§ **Task requirements**
Each line that holds the word "above" should be returned.

§ **Available data**

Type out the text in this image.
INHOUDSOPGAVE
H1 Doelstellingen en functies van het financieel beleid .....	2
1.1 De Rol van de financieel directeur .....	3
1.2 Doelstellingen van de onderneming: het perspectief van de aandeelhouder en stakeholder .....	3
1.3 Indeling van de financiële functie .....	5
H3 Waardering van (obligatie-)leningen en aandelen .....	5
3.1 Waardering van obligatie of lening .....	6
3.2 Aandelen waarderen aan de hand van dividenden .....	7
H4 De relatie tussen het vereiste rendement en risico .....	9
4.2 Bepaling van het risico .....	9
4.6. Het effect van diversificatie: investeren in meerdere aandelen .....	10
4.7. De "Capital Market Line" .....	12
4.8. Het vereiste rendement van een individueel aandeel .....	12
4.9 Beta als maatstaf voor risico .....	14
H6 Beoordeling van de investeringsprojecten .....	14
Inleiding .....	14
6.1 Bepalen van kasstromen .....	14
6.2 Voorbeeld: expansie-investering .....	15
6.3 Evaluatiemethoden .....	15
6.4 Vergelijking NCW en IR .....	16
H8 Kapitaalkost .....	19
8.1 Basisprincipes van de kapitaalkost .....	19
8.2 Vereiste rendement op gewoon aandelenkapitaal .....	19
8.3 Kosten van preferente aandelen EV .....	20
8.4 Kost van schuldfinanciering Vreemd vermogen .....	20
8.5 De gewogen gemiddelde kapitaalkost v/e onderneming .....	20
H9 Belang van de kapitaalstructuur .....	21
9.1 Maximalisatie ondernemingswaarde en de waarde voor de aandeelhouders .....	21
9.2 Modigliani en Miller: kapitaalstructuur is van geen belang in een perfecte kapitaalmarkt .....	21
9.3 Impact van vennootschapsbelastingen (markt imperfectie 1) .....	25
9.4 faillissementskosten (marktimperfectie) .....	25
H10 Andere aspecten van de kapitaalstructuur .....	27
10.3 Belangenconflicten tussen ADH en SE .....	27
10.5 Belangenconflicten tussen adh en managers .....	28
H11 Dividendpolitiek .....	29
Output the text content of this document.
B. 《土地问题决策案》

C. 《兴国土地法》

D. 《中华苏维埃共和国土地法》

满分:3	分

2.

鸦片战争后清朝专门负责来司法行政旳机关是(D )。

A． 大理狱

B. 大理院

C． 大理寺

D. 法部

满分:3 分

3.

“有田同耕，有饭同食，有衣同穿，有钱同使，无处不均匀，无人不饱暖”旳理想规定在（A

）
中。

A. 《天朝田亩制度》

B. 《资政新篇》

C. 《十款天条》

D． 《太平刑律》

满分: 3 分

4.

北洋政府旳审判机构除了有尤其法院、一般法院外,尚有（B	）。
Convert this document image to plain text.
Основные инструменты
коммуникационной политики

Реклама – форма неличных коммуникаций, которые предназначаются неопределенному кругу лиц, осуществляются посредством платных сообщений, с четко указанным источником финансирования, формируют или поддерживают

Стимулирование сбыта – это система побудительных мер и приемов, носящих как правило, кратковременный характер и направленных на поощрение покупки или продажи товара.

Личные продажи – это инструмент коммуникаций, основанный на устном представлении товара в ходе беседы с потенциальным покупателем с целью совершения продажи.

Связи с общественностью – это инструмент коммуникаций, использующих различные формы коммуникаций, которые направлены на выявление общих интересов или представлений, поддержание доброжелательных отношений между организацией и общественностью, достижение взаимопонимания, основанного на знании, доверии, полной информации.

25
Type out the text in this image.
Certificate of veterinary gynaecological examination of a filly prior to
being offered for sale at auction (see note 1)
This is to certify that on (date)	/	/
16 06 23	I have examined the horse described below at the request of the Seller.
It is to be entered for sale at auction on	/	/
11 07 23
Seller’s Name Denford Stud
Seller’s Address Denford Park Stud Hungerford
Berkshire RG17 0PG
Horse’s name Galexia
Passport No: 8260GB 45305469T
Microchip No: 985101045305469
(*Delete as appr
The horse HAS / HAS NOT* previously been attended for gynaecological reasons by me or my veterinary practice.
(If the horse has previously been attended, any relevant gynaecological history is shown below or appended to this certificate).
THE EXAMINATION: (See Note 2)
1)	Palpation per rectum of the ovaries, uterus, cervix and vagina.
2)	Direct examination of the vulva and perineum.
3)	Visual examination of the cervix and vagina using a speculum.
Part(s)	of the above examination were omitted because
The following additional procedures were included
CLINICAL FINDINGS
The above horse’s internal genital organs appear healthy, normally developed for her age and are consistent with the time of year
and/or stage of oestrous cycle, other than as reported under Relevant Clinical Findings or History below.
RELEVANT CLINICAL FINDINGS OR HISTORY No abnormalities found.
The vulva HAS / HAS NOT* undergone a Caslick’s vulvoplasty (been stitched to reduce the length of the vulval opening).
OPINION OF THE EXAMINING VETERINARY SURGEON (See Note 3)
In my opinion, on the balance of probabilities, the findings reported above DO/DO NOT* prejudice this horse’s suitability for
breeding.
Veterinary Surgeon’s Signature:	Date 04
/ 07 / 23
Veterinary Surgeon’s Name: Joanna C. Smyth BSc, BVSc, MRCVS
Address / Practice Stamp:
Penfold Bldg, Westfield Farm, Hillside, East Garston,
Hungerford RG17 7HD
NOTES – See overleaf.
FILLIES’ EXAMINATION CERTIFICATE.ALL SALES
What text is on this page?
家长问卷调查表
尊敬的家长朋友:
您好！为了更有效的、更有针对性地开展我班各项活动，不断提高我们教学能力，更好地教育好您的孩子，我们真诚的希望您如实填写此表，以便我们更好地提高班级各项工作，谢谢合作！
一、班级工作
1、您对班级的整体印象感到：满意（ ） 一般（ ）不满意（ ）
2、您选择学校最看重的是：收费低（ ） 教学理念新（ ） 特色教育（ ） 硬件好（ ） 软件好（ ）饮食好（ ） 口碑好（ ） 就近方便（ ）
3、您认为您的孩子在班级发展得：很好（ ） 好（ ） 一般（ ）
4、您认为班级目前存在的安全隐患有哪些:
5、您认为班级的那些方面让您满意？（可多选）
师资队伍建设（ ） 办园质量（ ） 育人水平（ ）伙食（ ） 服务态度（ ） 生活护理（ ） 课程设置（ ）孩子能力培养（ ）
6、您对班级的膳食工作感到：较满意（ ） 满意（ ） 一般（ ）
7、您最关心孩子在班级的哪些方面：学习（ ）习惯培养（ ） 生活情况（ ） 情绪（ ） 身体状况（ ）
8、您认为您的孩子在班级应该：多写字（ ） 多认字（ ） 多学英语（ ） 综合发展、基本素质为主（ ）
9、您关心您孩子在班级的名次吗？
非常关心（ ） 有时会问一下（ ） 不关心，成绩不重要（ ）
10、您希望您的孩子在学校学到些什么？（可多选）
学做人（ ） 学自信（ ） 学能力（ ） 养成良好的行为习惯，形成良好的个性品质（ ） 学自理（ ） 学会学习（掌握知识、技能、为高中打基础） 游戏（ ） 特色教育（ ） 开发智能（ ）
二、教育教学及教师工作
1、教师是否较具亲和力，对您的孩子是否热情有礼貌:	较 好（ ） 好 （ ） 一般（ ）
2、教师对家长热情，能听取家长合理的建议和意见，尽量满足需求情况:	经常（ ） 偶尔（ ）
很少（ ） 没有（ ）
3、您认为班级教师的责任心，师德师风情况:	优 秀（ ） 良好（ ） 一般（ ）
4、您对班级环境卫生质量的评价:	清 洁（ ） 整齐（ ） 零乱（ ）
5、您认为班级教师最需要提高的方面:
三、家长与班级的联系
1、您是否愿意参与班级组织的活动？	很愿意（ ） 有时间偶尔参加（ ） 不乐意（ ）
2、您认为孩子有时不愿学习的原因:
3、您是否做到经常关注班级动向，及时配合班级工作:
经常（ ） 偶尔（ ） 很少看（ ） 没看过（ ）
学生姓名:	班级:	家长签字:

§ **Output below**
Part(s)	of the above examination were omitted because
The above horse’s internal genital organs appear healthy, normally developed for her age and are consistent with the time of year
In my opinion, on the balance of probabilities, the findings reported above DO/DO NOT* prejudice this horse’s suitability for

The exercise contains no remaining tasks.